** Start Data extract **

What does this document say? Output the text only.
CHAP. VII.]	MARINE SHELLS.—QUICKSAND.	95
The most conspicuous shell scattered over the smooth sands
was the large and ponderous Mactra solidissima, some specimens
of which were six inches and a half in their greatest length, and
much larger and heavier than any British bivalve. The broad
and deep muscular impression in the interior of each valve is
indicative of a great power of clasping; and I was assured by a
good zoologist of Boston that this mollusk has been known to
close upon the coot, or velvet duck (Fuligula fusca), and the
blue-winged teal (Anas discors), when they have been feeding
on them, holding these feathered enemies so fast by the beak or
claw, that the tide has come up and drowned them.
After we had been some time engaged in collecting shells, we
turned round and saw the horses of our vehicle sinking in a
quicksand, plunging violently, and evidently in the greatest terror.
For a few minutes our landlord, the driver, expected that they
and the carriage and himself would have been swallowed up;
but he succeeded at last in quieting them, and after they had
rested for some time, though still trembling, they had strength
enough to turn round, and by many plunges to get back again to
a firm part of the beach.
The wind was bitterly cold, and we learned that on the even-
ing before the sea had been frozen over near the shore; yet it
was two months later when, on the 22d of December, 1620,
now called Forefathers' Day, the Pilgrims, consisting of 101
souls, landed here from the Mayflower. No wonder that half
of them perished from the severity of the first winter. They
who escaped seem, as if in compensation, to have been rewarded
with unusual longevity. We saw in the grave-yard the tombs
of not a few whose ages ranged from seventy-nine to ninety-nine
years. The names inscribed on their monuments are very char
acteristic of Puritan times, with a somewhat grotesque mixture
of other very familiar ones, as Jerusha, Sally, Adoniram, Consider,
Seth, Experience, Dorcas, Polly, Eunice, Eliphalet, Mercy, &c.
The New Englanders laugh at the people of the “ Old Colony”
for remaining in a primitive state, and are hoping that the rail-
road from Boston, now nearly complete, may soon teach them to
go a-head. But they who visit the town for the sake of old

** End Data extract **

### Aim of the task
Would you reproduce the material above in full, exactly as given?

### Output of the task
What does this document say? Output the text only.
CHAP. VII.]	MARINE SHELLS.—QUICKSAND.	95
The most conspicuous shell scattered over the smooth sands
was the large and ponderous Mactra solidissima, some specimens
of which were six inches and a half in their greatest length, and
much larger and heavier than any British bivalve. The broad
and deep muscular impression in the interior of each valve is
indicative of a great power of clasping; and I was assured by a
good zoologist of Boston that this mollusk has been known to
close upon the coot, or velvet duck (Fuligula fusca), and the
blue-winged teal (Anas discors), when they have been feeding
on them, holding these feathered enemies so fast by the beak or
claw, that the tide has come up and drowned them.
After we had been some time engaged in collecting shells, we
turned round and saw the horses of our vehicle sinking in a
quicksand, plunging violently, and evidently in the greatest terror.
For a few minutes our landlord, the driver, expected that they
and the carriage and himself would have been swallowed up;
but he succeeded at last in quieting them, and after they had
rested for some time, though still trembling, they had strength
enough to turn round, and by many plunges to get back again to
a firm part of the beach.
The wind was bitterly cold, and we learned that on the even-
ing before the sea had been frozen over near the shore; yet it
was two months later when, on the 22d of December, 1620,
now called Forefathers' Day, the Pilgrims, consisting of 101
souls, landed here from the Mayflower. No wonder that half
of them perished from the severity of the first winter. They
who escaped seem, as if in compensation, to have been rewarded
with unusual longevity. We saw in the grave-yard the tombs
of not a few whose ages ranged from seventy-nine to ninety-nine
years. The names inscribed on their monuments are very char
acteristic of Puritan times, with a somewhat grotesque mixture
of other very familiar ones, as Jerusha, Sally, Adoniram, Consider,
Seth, Experience, Dorcas, Polly, Eunice, Eliphalet, Mercy, &c.
The New Englanders laugh at the people of the “ Old Colony”
for remaining in a primitive state, and are hoping that the rail-
road from Boston, now nearly complete, may soon teach them to
go a-head. But they who visit the town for the sake of old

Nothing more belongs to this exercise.